What you are asked to do: Reproduce all records exactly.

Stored data:

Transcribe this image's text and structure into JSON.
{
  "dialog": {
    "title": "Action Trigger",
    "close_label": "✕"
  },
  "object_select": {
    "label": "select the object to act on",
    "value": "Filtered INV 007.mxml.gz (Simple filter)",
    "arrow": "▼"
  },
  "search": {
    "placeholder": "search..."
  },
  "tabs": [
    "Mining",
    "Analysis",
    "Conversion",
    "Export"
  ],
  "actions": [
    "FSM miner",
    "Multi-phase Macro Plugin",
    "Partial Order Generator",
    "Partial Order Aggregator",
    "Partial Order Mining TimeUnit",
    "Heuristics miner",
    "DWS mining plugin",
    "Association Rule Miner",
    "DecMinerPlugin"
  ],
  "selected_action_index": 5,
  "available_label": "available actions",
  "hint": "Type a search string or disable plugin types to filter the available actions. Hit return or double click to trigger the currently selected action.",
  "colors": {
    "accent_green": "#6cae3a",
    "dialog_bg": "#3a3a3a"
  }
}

Complete output:
Transcribe this image's text and structure into JSON.
{
  "dialog": {
    "title": "Action Trigger",
    "close_label": "✕"
  },
  "object_select": {
    "label": "select the object to act on",
    "value": "Filtered INV 007.mxml.gz (Simple filter)",
    "arrow": "▼"
  },
  "search": {
    "placeholder": "search..."
  },
  "tabs": [
    "Mining",
    "Analysis",
    "Conversion",
    "Export"
  ],
  "actions": [
    "FSM miner",
    "Multi-phase Macro Plugin",
    "Partial Order Generator",
    "Partial Order Aggregator",
    "Partial Order Mining TimeUnit",
    "Heuristics miner",
    "DWS mining plugin",
    "Association Rule Miner",
    "DecMinerPlugin"
  ],
  "selected_action_index": 5,
  "available_label": "available actions",
  "hint": "Type a search string or disable plugin types to filter the available actions. Hit return or double click to trigger the currently selected action.",
  "colors": {
    "accent_green": "#6cae3a",
    "dialog_bg": "#3a3a3a"
  }
}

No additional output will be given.